What needs to be done. Return the listing below exactly, with the pictures dropped.

Records provided.

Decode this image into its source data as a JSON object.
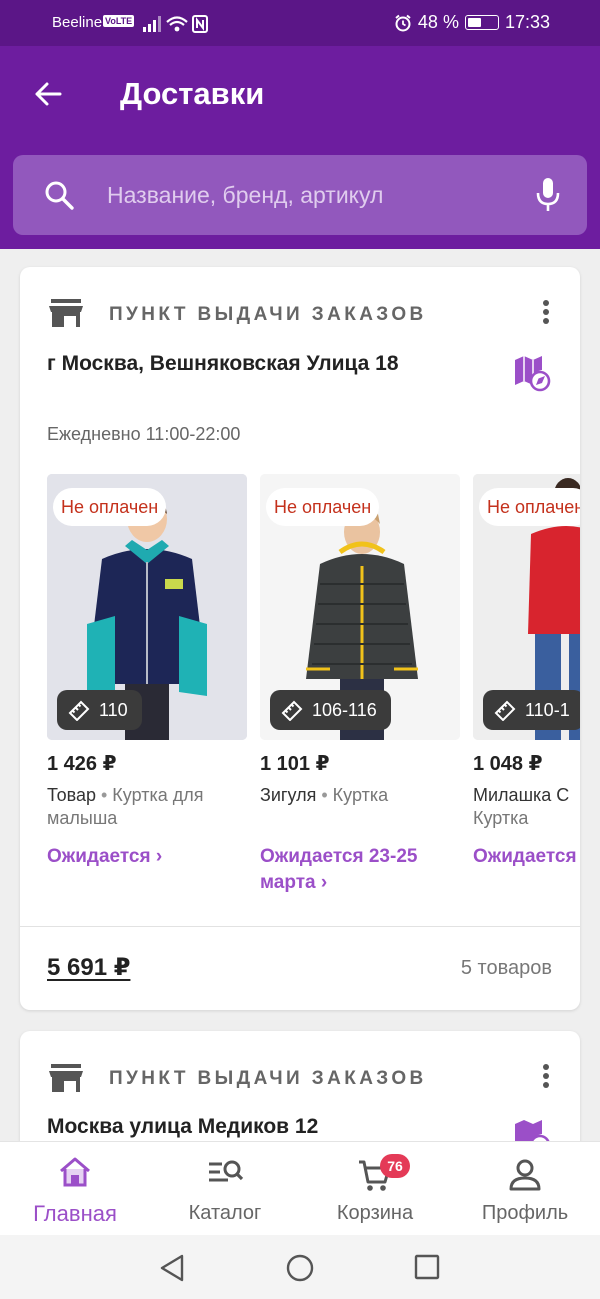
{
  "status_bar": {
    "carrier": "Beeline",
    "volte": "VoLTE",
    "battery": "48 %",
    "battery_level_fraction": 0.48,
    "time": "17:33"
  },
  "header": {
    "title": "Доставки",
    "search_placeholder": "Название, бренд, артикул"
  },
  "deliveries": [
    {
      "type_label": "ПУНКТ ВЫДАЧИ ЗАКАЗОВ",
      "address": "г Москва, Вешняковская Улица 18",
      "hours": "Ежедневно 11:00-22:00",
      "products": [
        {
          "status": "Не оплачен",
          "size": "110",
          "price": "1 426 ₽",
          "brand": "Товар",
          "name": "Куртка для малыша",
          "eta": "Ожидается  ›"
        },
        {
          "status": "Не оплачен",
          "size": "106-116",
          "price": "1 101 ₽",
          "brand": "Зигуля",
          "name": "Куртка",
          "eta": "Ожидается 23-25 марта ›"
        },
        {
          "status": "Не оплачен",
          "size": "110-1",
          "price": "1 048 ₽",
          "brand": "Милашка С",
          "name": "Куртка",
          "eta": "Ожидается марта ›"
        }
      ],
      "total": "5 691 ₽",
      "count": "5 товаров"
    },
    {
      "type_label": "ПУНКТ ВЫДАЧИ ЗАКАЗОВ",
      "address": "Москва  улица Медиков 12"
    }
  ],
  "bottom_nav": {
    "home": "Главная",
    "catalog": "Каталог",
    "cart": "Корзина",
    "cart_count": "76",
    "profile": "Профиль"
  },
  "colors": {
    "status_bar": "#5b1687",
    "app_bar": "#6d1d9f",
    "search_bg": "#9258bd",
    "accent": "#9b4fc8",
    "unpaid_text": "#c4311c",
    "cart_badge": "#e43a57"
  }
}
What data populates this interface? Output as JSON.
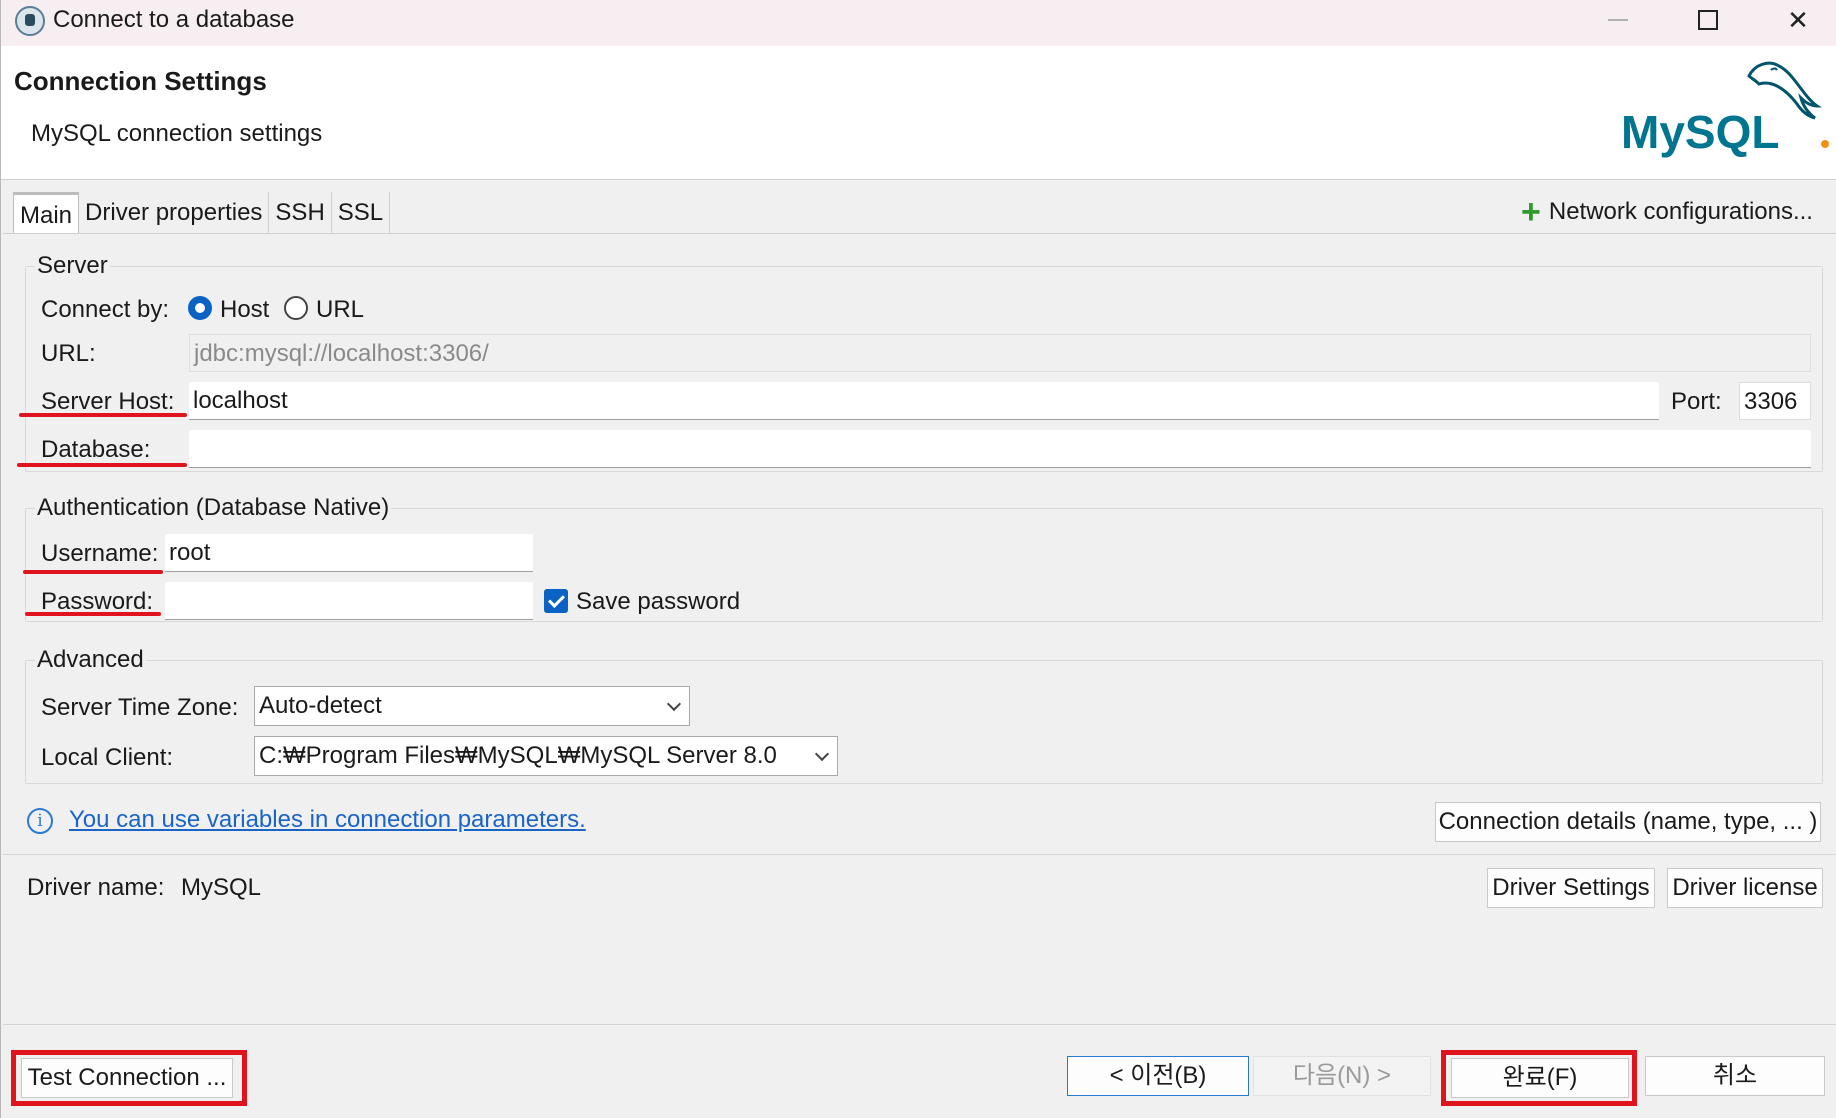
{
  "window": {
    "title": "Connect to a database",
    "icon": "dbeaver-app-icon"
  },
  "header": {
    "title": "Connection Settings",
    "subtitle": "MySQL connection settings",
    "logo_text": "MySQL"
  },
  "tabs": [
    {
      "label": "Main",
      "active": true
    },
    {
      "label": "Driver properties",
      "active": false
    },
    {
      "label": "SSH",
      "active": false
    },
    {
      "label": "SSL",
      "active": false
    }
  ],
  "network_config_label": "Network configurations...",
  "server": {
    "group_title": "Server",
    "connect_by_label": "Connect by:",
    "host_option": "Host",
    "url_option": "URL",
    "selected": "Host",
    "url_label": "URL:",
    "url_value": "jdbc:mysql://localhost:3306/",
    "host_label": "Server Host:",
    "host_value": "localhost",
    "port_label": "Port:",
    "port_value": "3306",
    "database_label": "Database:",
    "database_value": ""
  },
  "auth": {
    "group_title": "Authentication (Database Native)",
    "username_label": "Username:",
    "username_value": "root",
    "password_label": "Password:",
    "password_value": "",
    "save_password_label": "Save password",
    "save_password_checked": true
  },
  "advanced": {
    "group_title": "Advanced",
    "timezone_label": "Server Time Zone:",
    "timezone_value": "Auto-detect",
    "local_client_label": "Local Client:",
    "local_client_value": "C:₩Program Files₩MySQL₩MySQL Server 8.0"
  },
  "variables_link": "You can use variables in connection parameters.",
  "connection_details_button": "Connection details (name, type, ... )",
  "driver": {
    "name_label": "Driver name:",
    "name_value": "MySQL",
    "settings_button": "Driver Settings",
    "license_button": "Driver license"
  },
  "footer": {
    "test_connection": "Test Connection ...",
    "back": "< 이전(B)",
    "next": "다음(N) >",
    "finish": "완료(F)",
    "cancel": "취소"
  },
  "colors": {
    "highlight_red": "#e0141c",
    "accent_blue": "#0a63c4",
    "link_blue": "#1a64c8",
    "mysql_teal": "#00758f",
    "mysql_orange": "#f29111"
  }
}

Result.
Decode this image into its source data as a JSON object.
{
  "status_bar": {
    "carrier": "Beeline",
    "volte": "VoLTE",
    "battery": "48 %",
    "battery_level_fraction": 0.48,
    "time": "17:33"
  },
  "header": {
    "title": "Доставки",
    "search_placeholder": "Название, бренд, артикул"
  },
  "deliveries": [
    {
      "type_label": "ПУНКТ ВЫДАЧИ ЗАКАЗОВ",
      "address": "г Москва, Вешняковская Улица 18",
      "hours": "Ежедневно 11:00-22:00",
      "products": [
        {
          "status": "Не оплачен",
          "size": "110",
          "price": "1 426 ₽",
          "brand": "Товар",
          "name": "Куртка для малыша",
          "eta": "Ожидается  ›"
        },
        {
          "status": "Не оплачен",
          "size": "106-116",
          "price": "1 101 ₽",
          "brand": "Зигуля",
          "name": "Куртка",
          "eta": "Ожидается 23-25 марта ›"
        },
        {
          "status": "Не оплачен",
          "size": "110-1",
          "price": "1 048 ₽",
          "brand": "Милашка С",
          "name": "Куртка",
          "eta": "Ожидается марта ›"
        }
      ],
      "total": "5 691 ₽",
      "count": "5 товаров"
    },
    {
      "type_label": "ПУНКТ ВЫДАЧИ ЗАКАЗОВ",
      "address": "Москва  улица Медиков 12"
    }
  ],
  "bottom_nav": {
    "home": "Главная",
    "catalog": "Каталог",
    "cart": "Корзина",
    "cart_count": "76",
    "profile": "Профиль"
  },
  "colors": {
    "status_bar": "#5b1687",
    "app_bar": "#6d1d9f",
    "search_bg": "#9258bd",
    "accent": "#9b4fc8",
    "unpaid_text": "#c4311c",
    "cart_badge": "#e43a57"
  }
}
What data populates this interface? Output as JSON.
{
  "window": {
    "title": "Connect to a database",
    "icon": "dbeaver-app-icon"
  },
  "header": {
    "title": "Connection Settings",
    "subtitle": "MySQL connection settings",
    "logo_text": "MySQL"
  },
  "tabs": [
    {
      "label": "Main",
      "active": true
    },
    {
      "label": "Driver properties",
      "active": false
    },
    {
      "label": "SSH",
      "active": false
    },
    {
      "label": "SSL",
      "active": false
    }
  ],
  "network_config_label": "Network configurations...",
  "server": {
    "group_title": "Server",
    "connect_by_label": "Connect by:",
    "host_option": "Host",
    "url_option": "URL",
    "selected": "Host",
    "url_label": "URL:",
    "url_value": "jdbc:mysql://localhost:3306/",
    "host_label": "Server Host:",
    "host_value": "localhost",
    "port_label": "Port:",
    "port_value": "3306",
    "database_label": "Database:",
    "database_value": ""
  },
  "auth": {
    "group_title": "Authentication (Database Native)",
    "username_label": "Username:",
    "username_value": "root",
    "password_label": "Password:",
    "password_value": "",
    "save_password_label": "Save password",
    "save_password_checked": true
  },
  "advanced": {
    "group_title": "Advanced",
    "timezone_label": "Server Time Zone:",
    "timezone_value": "Auto-detect",
    "local_client_label": "Local Client:",
    "local_client_value": "C:₩Program Files₩MySQL₩MySQL Server 8.0"
  },
  "variables_link": "You can use variables in connection parameters.",
  "connection_details_button": "Connection details (name, type, ... )",
  "driver": {
    "name_label": "Driver name:",
    "name_value": "MySQL",
    "settings_button": "Driver Settings",
    "license_button": "Driver license"
  },
  "footer": {
    "test_connection": "Test Connection ...",
    "back": "< 이전(B)",
    "next": "다음(N) >",
    "finish": "완료(F)",
    "cancel": "취소"
  },
  "colors": {
    "highlight_red": "#e0141c",
    "accent_blue": "#0a63c4",
    "link_blue": "#1a64c8",
    "mysql_teal": "#00758f",
    "mysql_orange": "#f29111"
  }
}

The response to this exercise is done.